WHAT IS EXPECTED: Look through the entries. Copy each line that has the word "direct".

________________

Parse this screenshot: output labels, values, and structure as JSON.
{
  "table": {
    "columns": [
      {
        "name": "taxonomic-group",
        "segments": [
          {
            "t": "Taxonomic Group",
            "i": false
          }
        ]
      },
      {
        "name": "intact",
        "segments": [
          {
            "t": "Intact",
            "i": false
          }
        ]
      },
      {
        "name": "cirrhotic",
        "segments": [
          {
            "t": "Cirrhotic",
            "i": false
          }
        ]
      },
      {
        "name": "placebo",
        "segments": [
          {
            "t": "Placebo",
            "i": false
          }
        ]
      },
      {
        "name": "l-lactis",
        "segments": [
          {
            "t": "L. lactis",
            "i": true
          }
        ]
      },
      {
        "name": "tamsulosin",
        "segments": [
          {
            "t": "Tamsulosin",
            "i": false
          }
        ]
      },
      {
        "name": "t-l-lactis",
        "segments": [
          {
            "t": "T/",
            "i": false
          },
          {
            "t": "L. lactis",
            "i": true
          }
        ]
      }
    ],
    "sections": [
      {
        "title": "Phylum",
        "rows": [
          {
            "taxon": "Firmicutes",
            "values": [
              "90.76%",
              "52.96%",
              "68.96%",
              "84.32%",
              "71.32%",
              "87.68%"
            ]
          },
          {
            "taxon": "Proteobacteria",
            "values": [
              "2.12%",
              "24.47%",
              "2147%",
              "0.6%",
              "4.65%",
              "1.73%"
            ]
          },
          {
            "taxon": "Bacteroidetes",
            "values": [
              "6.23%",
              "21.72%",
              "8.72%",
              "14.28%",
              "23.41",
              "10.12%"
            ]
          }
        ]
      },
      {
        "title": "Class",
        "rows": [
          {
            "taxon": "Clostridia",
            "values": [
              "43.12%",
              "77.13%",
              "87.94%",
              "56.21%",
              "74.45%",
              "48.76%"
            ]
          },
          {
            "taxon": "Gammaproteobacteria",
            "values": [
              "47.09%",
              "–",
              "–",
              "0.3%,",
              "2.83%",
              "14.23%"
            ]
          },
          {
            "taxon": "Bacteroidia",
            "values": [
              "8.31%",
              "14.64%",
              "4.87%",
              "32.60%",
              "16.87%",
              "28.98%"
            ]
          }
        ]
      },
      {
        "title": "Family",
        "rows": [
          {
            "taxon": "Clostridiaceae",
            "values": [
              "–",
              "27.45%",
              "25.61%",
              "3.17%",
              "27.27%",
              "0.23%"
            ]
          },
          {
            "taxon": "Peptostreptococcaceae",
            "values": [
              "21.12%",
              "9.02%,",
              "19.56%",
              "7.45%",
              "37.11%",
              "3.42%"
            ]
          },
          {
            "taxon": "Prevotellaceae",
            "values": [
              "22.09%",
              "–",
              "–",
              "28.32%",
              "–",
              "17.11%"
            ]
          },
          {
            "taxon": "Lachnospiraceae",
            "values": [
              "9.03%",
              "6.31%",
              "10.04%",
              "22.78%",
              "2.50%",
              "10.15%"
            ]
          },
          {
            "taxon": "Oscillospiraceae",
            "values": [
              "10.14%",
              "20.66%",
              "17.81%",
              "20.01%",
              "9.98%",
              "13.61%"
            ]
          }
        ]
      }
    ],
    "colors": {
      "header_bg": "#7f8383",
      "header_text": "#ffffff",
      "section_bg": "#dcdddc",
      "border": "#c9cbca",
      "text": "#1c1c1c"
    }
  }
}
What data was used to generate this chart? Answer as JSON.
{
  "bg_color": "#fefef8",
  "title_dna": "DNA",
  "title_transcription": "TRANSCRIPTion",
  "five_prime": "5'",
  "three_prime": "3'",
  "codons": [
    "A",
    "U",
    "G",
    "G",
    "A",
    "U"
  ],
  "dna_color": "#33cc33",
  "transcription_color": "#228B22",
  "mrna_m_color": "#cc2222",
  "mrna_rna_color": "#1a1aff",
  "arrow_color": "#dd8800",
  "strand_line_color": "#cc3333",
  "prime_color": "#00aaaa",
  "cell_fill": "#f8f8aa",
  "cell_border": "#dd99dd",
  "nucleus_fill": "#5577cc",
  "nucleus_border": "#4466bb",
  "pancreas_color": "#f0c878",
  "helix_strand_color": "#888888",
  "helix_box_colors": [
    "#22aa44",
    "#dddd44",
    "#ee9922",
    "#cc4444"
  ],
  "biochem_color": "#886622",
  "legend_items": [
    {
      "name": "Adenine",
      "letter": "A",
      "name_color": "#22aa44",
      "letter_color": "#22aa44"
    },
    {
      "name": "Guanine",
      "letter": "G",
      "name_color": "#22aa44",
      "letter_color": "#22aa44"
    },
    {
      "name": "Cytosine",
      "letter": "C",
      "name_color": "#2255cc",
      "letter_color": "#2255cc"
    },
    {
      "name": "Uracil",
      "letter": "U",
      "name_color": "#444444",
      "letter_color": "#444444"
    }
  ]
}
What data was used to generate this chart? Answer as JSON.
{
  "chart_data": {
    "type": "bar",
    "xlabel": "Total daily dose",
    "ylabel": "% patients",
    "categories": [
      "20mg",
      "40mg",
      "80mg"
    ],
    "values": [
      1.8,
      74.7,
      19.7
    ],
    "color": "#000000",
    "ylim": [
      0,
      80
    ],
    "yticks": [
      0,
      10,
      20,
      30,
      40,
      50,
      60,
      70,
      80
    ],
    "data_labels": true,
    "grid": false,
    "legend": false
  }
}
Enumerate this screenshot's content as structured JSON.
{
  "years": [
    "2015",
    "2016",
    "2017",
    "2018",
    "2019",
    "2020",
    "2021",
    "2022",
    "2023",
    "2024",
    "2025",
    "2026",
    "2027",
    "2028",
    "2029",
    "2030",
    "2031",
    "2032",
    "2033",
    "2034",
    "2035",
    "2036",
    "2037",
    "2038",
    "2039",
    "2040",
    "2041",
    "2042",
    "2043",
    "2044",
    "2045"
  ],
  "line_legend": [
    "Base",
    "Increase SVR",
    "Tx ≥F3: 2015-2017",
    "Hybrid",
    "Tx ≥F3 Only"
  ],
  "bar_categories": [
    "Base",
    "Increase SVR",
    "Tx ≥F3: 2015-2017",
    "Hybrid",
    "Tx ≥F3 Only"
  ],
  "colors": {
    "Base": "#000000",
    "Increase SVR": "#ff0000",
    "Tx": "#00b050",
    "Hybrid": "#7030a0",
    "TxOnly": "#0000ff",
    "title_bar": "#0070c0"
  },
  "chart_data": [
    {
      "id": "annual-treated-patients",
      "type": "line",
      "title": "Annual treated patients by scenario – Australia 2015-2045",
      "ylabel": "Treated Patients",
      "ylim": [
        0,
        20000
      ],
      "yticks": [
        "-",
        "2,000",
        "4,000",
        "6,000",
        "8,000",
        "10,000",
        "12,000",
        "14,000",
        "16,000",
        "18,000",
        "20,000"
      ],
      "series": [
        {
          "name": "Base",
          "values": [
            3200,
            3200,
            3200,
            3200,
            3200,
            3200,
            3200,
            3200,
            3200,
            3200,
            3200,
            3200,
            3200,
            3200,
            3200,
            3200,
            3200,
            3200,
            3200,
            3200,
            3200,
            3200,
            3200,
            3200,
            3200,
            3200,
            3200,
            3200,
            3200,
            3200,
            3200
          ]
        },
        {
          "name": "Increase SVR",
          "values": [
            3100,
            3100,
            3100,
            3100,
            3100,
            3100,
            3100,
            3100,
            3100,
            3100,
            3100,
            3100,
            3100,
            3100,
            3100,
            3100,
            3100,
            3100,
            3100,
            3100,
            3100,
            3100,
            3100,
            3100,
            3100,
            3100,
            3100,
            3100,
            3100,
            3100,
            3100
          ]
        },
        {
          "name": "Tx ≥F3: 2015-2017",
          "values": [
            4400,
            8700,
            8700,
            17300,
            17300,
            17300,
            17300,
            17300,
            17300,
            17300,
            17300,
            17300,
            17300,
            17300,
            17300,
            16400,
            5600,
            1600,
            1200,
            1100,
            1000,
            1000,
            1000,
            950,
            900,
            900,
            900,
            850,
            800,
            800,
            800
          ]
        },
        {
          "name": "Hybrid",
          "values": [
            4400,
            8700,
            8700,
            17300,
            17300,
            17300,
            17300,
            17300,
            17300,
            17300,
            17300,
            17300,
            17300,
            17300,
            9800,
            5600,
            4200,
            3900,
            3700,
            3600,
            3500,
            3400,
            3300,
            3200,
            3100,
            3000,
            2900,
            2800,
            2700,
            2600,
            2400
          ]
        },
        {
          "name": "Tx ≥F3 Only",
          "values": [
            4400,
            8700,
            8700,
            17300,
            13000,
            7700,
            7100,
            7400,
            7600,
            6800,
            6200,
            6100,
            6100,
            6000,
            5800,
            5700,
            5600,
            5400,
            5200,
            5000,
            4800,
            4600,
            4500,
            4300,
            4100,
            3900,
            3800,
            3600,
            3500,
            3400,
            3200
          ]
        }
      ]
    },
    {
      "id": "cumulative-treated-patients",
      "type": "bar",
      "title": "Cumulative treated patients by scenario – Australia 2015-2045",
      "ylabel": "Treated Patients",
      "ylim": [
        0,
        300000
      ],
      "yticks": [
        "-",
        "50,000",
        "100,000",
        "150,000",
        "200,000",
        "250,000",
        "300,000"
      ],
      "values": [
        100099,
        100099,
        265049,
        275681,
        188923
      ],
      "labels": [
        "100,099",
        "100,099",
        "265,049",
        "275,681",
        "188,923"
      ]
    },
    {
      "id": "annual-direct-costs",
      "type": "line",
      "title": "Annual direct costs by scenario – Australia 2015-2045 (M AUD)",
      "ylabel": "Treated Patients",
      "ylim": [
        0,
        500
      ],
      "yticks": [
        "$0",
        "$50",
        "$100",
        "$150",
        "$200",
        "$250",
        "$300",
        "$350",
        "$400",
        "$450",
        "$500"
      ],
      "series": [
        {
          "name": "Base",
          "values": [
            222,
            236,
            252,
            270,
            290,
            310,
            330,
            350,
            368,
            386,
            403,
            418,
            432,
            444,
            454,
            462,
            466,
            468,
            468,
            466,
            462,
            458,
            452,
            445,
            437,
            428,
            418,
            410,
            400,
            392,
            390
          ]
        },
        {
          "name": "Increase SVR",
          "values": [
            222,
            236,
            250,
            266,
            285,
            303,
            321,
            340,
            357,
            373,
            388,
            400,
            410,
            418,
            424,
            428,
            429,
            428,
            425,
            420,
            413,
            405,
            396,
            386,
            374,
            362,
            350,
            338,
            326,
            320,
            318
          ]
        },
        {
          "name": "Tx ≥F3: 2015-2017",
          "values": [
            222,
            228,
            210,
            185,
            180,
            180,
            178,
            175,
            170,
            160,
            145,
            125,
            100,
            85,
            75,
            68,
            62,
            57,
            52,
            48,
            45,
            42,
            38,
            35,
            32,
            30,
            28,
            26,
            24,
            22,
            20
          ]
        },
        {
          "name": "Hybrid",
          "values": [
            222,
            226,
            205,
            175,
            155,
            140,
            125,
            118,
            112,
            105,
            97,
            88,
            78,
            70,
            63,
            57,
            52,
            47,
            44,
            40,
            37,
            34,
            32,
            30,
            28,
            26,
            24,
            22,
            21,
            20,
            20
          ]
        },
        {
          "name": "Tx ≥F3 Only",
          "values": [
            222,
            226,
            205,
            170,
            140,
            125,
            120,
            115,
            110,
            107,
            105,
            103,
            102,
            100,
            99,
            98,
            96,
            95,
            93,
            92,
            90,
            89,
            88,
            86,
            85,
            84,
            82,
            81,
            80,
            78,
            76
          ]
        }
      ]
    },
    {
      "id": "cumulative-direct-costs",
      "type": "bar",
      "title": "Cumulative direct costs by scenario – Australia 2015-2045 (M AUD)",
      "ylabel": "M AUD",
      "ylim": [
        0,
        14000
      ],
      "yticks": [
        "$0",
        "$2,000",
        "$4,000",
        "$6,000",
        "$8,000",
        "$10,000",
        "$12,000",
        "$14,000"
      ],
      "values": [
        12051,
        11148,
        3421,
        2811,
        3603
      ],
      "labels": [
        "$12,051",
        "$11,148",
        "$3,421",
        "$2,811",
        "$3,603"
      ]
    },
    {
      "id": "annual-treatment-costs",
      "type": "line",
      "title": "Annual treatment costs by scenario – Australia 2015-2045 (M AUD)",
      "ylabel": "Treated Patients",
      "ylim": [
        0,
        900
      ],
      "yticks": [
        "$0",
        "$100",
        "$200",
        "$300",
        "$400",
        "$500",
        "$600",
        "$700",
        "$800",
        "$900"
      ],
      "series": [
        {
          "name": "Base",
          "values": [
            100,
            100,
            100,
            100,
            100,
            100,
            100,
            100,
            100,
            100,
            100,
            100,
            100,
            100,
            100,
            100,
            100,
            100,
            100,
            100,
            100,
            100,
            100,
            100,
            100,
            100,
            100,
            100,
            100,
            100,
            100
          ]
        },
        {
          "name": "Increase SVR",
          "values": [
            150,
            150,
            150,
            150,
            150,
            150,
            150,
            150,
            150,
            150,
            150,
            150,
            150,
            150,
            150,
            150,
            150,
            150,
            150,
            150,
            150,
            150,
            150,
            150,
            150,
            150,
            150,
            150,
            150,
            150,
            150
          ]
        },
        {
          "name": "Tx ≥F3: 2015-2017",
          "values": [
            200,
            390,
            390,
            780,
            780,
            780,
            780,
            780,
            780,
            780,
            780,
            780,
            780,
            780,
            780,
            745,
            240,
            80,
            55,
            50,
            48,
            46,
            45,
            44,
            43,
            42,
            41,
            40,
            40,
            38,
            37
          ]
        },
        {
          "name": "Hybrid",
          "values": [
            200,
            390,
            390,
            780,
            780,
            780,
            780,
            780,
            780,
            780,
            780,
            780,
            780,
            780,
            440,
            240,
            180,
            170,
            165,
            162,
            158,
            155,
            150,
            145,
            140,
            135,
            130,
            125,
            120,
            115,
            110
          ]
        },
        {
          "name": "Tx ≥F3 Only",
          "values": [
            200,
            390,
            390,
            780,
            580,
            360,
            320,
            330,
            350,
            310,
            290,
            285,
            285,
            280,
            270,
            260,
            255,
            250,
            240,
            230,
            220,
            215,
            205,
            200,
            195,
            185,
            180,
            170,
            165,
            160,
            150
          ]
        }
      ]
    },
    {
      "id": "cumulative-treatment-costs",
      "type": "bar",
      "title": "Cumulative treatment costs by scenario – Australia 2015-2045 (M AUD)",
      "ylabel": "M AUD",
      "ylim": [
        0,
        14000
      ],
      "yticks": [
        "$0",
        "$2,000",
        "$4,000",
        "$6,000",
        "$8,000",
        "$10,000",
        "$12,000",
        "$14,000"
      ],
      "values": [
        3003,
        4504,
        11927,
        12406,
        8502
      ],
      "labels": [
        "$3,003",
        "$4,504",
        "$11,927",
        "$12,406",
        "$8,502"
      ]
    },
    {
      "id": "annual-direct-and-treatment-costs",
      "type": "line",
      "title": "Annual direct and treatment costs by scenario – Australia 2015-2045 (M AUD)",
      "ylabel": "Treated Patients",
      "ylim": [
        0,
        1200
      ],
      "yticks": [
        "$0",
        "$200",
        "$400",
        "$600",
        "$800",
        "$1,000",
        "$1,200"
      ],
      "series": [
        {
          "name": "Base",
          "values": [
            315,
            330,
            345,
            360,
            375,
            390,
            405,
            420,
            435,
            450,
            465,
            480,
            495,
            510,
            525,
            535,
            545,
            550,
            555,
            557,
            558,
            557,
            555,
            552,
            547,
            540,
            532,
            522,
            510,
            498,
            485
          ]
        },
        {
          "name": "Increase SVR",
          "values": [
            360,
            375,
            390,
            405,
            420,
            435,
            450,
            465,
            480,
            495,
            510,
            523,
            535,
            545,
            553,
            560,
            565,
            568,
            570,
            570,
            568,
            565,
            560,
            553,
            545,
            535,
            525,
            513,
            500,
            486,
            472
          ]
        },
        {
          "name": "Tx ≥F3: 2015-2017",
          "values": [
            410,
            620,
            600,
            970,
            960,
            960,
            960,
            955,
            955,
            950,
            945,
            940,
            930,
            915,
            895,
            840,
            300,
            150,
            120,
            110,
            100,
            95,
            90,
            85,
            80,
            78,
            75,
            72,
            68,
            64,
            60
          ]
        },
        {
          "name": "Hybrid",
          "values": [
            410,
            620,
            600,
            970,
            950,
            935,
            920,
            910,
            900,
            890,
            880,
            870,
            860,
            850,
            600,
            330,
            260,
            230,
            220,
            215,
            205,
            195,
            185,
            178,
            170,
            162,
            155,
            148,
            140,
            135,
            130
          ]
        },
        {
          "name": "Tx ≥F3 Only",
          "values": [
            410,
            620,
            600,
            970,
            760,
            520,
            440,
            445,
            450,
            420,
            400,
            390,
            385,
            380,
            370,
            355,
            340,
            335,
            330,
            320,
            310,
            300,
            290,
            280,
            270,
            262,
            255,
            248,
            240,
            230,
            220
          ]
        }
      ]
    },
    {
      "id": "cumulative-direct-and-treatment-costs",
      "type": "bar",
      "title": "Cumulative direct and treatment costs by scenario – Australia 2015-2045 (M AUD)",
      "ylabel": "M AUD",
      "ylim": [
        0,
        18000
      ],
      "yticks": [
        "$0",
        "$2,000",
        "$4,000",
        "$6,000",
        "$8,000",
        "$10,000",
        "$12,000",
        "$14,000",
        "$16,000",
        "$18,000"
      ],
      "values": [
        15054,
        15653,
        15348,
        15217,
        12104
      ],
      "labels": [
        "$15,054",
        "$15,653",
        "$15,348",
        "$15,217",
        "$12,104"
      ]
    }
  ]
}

________________

ANSWER SPACE:
      "id": "annual-direct-costs",
      "title": "Annual direct costs by scenario – Australia 2015-2045 (M AUD)",
      "id": "cumulative-direct-costs",
      "title": "Cumulative direct costs by scenario – Australia 2015-2045 (M AUD)",
      "id": "annual-direct-and-treatment-costs",
      "title": "Annual direct and treatment costs by scenario – Australia 2015-2045 (M AUD)",
      "id": "cumulative-direct-and-treatment-costs",
      "title": "Cumulative direct and treatment costs by scenario – Australia 2015-2045 (M AUD)",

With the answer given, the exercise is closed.